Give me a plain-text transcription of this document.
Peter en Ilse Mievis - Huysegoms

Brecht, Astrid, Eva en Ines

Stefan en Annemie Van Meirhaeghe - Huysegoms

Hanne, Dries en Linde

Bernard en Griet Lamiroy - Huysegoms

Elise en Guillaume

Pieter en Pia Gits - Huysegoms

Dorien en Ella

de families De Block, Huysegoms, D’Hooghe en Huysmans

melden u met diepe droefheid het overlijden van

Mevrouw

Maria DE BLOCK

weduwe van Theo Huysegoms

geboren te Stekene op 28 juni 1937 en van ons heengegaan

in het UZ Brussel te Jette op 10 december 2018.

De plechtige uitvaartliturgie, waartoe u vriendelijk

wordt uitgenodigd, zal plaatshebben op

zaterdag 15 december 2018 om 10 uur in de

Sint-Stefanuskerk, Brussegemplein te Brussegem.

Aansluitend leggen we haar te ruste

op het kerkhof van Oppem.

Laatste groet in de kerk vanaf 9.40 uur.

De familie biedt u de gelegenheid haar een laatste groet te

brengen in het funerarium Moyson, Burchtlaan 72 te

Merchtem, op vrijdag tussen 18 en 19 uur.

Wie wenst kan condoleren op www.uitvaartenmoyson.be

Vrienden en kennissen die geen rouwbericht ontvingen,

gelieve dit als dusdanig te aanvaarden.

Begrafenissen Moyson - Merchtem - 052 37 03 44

==

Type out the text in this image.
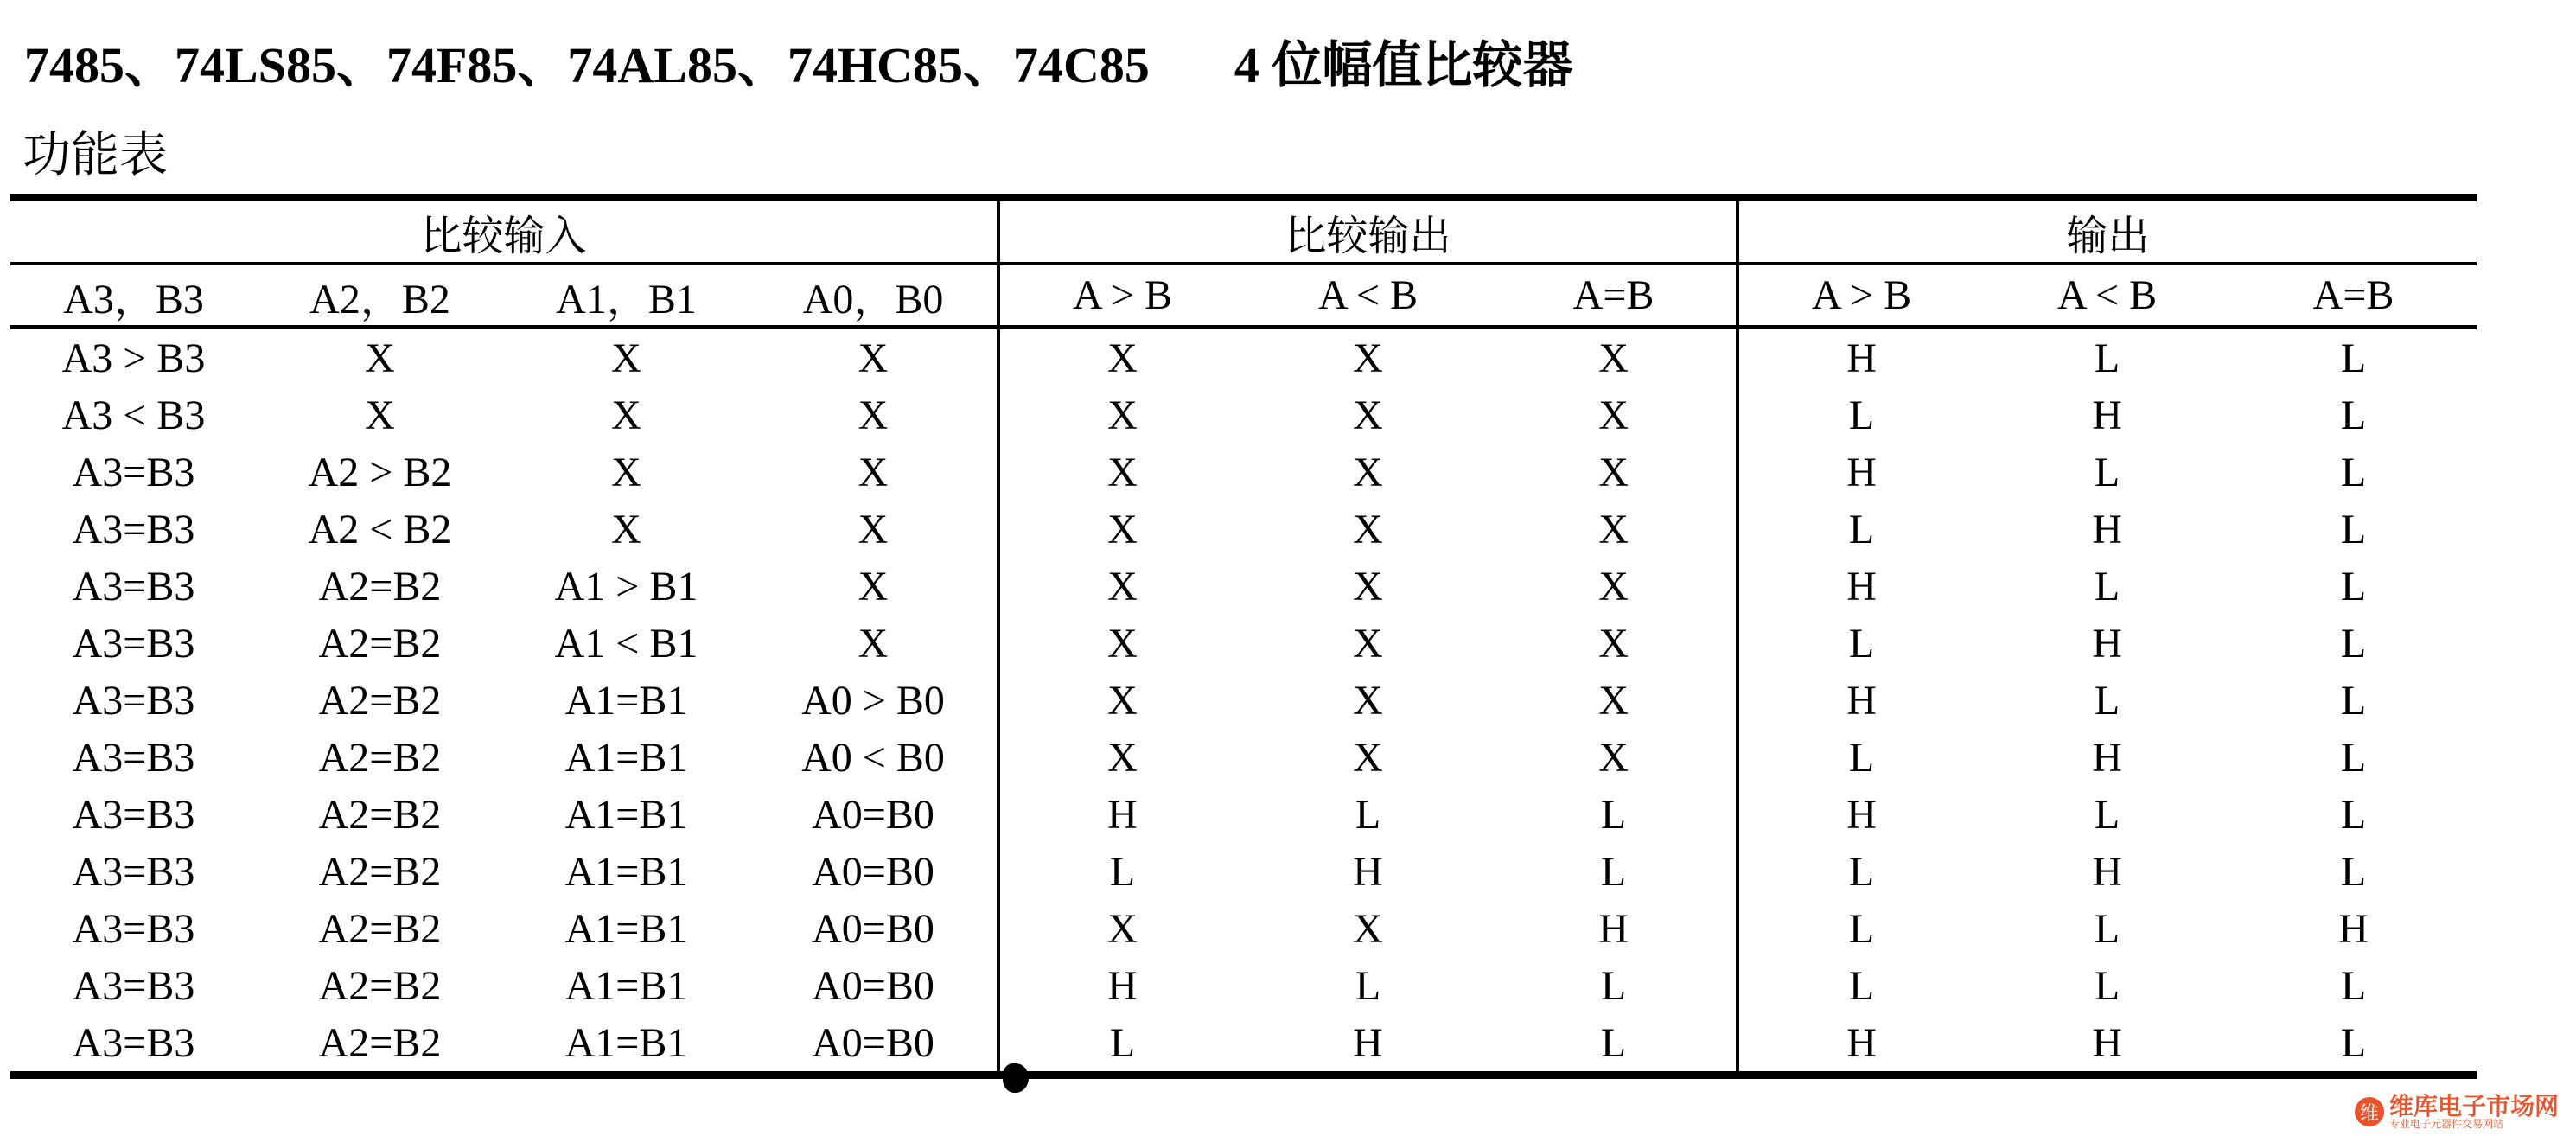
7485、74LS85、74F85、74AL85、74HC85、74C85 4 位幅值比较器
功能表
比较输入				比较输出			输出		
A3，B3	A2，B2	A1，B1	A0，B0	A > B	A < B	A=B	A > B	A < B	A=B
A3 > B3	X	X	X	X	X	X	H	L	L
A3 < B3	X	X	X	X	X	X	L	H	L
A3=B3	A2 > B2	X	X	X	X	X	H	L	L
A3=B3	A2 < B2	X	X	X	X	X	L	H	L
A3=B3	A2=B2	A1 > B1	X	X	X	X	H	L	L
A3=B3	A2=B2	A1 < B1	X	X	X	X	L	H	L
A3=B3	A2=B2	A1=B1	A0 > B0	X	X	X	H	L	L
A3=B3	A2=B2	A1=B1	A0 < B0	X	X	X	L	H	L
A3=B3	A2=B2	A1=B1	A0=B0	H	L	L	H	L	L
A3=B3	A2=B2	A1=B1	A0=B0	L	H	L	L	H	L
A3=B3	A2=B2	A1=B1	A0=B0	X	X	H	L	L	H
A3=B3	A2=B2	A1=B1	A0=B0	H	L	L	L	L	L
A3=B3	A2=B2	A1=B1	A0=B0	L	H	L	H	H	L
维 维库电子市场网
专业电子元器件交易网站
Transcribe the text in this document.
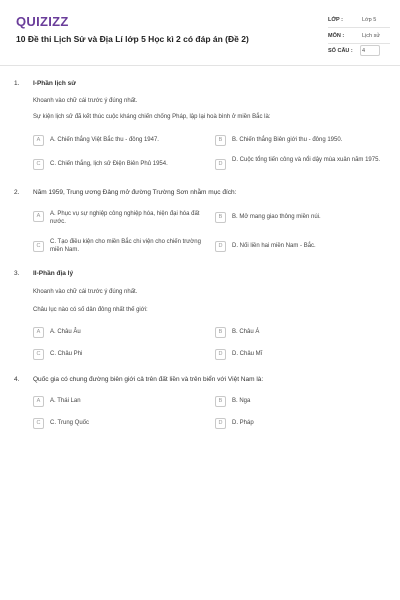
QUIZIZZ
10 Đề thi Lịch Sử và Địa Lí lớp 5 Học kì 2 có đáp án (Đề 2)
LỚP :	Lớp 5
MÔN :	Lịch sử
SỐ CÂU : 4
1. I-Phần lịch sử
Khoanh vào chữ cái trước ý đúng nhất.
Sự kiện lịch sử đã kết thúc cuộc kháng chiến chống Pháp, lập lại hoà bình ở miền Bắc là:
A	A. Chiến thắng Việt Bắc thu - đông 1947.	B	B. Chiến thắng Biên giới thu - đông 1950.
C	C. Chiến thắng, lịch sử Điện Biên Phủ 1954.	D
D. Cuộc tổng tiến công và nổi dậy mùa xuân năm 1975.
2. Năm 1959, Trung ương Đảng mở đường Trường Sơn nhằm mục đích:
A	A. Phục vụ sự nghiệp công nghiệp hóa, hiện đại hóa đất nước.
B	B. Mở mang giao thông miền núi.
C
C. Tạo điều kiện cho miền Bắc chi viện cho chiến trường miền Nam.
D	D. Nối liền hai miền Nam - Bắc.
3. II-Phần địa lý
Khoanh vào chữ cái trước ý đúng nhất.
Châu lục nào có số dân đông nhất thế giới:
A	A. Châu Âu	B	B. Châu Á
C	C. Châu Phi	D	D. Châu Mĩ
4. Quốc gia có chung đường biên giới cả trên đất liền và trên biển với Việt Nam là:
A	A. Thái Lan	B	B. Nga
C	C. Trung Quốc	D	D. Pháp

EXERCISE DESCRIPTION
In the lines above, locate the string "Quốc". Copy every line where it occurs.

REPLY
4. Quốc gia có chung đường biên giới cả trên đất liền và trên biển với Việt Nam là:
C	C. Trung Quốc	D	D. Pháp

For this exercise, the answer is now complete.